BRIEF: Please report every line in the material below where the word "genetic" is found.

SOURCE RECORDS:

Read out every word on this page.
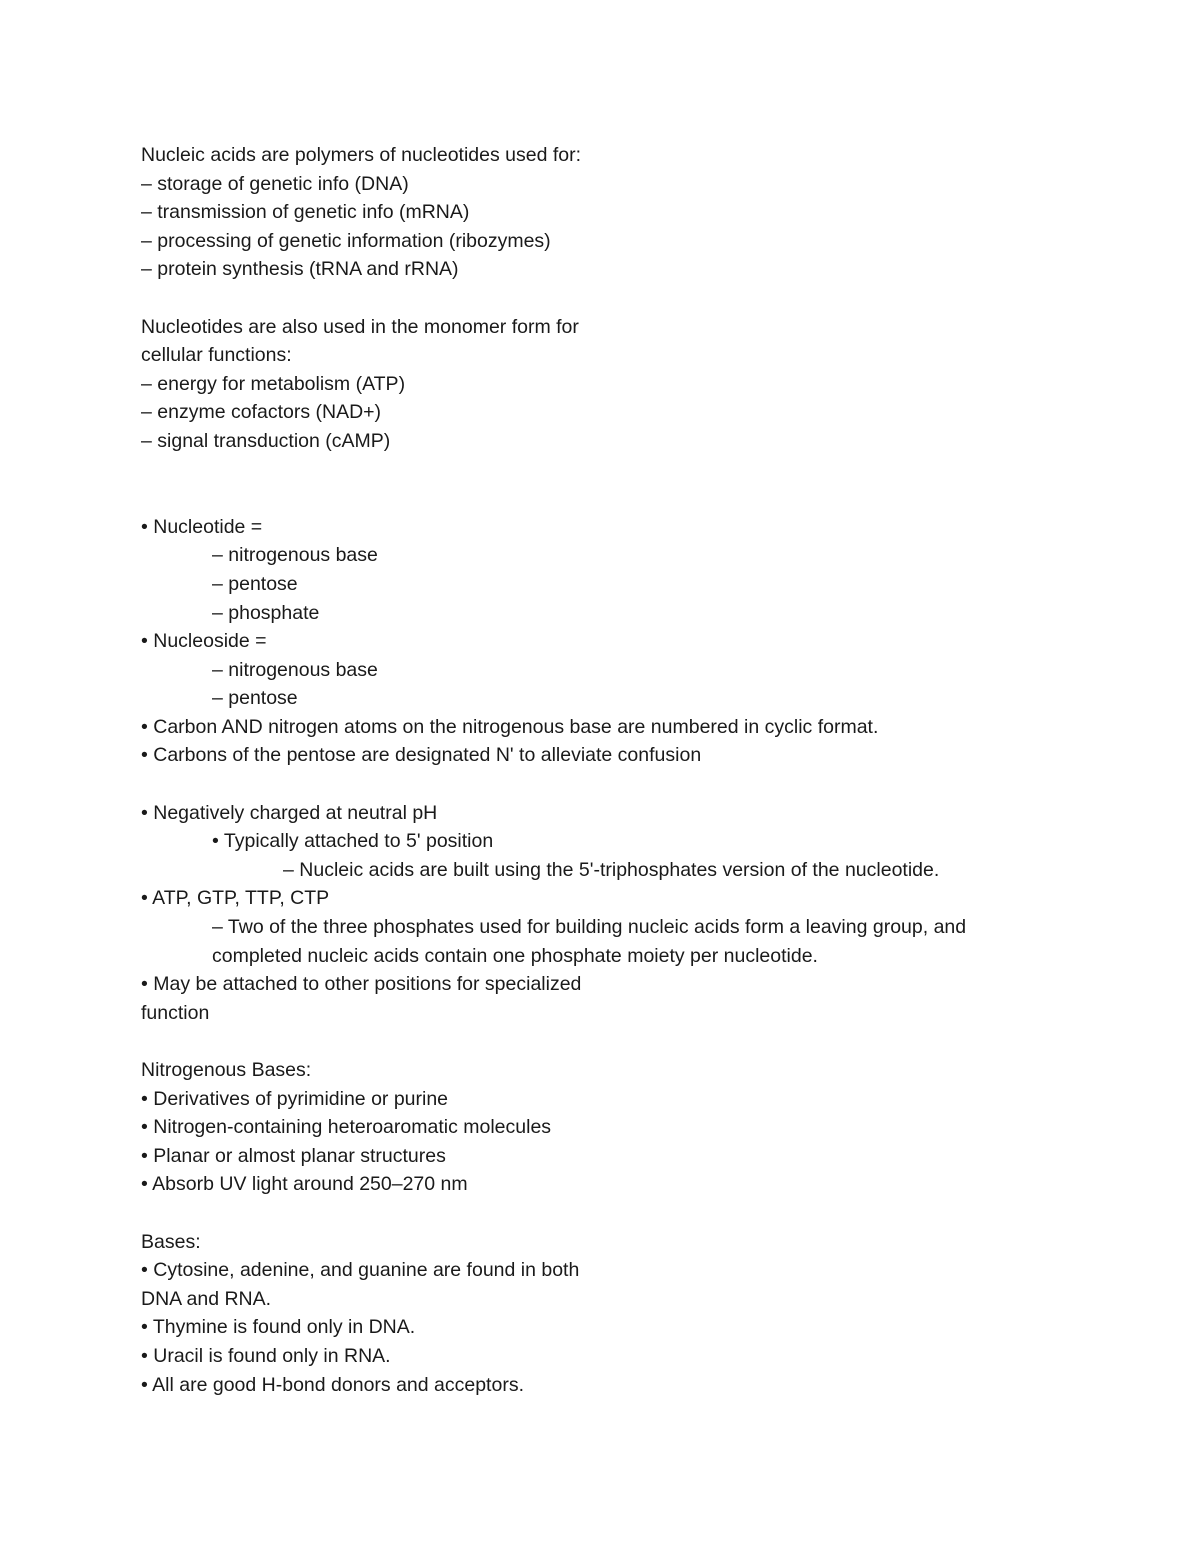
Nucleic acids are polymers of nucleotides used for:
– storage of genetic info (DNA)
– transmission of genetic info (mRNA)
– processing of genetic information (ribozymes)
– protein synthesis (tRNA and rRNA)
Nucleotides are also used in the monomer form for
cellular functions:
– energy for metabolism (ATP)
– enzyme cofactors (NAD+)
– signal transduction (cAMP)
• Nucleotide =
– nitrogenous base
– pentose
– phosphate
• Nucleoside =
– nitrogenous base
– pentose
• Carbon AND nitrogen atoms on the nitrogenous base are numbered in cyclic format.
• Carbons of the pentose are designated N' to alleviate confusion
• Negatively charged at neutral pH
• Typically attached to 5' position
– Nucleic acids are built using the 5'-triphosphates version of the nucleotide.
• ATP, GTP, TTP, CTP
– Two of the three phosphates used for building nucleic acids form a leaving group, and
completed nucleic acids contain one phosphate moiety per nucleotide.
• May be attached to other positions for specialized
function
Nitrogenous Bases:
• Derivatives of pyrimidine or purine
• Nitrogen-containing heteroaromatic molecules
• Planar or almost planar structures
• Absorb UV light around 250–270 nm
Bases:
• Cytosine, adenine, and guanine are found in both
DNA and RNA.
• Thymine is found only in DNA.
• Uracil is found only in RNA.
• All are good H-bond donors and acceptors.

EXERCISE ANSWER:
– storage of genetic info (DNA)
– transmission of genetic info (mRNA)
– processing of genetic information (ribozymes)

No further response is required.